# START OF Provided material
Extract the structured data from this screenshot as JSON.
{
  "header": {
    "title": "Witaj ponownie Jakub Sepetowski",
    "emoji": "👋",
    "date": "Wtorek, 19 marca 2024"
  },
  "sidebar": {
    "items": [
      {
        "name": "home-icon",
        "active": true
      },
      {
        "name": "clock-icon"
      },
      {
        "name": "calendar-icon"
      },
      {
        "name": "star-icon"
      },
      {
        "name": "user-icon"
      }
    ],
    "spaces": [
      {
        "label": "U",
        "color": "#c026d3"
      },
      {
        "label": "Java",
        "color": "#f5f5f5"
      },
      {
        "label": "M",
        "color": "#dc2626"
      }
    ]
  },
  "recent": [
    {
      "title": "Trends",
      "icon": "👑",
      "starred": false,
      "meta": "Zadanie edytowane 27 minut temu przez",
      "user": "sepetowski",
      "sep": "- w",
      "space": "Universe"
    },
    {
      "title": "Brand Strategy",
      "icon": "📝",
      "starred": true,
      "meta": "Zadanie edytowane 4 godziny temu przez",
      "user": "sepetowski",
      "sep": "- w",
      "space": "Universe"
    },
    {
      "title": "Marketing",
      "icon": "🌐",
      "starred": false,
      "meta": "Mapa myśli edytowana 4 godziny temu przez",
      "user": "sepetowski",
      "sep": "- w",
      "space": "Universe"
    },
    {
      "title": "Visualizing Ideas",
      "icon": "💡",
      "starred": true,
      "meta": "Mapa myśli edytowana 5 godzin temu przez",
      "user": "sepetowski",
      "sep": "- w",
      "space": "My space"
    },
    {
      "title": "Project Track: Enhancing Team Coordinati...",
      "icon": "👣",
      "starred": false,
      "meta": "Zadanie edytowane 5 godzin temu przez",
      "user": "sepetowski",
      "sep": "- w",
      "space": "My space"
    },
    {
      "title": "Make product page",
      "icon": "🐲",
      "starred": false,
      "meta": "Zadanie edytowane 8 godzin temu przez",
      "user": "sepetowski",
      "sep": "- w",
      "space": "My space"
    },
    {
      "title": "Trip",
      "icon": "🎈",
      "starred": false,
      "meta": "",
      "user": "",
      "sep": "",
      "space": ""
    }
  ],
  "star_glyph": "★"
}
# END OF Provided material
What you should do
Return all the data above once more, precisely as given.

Worked answer
Extract the structured data from this screenshot as JSON.
{
  "header": {
    "title": "Witaj ponownie Jakub Sepetowski",
    "emoji": "👋",
    "date": "Wtorek, 19 marca 2024"
  },
  "sidebar": {
    "items": [
      {
        "name": "home-icon",
        "active": true
      },
      {
        "name": "clock-icon"
      },
      {
        "name": "calendar-icon"
      },
      {
        "name": "star-icon"
      },
      {
        "name": "user-icon"
      }
    ],
    "spaces": [
      {
        "label": "U",
        "color": "#c026d3"
      },
      {
        "label": "Java",
        "color": "#f5f5f5"
      },
      {
        "label": "M",
        "color": "#dc2626"
      }
    ]
  },
  "recent": [
    {
      "title": "Trends",
      "icon": "👑",
      "starred": false,
      "meta": "Zadanie edytowane 27 minut temu przez",
      "user": "sepetowski",
      "sep": "- w",
      "space": "Universe"
    },
    {
      "title": "Brand Strategy",
      "icon": "📝",
      "starred": true,
      "meta": "Zadanie edytowane 4 godziny temu przez",
      "user": "sepetowski",
      "sep": "- w",
      "space": "Universe"
    },
    {
      "title": "Marketing",
      "icon": "🌐",
      "starred": false,
      "meta": "Mapa myśli edytowana 4 godziny temu przez",
      "user": "sepetowski",
      "sep": "- w",
      "space": "Universe"
    },
    {
      "title": "Visualizing Ideas",
      "icon": "💡",
      "starred": true,
      "meta": "Mapa myśli edytowana 5 godzin temu przez",
      "user": "sepetowski",
      "sep": "- w",
      "space": "My space"
    },
    {
      "title": "Project Track: Enhancing Team Coordinati...",
      "icon": "👣",
      "starred": false,
      "meta": "Zadanie edytowane 5 godzin temu przez",
      "user": "sepetowski",
      "sep": "- w",
      "space": "My space"
    },
    {
      "title": "Make product page",
      "icon": "🐲",
      "starred": false,
      "meta": "Zadanie edytowane 8 godzin temu przez",
      "user": "sepetowski",
      "sep": "- w",
      "space": "My space"
    },
    {
      "title": "Trip",
      "icon": "🎈",
      "starred": false,
      "meta": "",
      "user": "",
      "sep": "",
      "space": ""
    }
  ],
  "star_glyph": "★"
}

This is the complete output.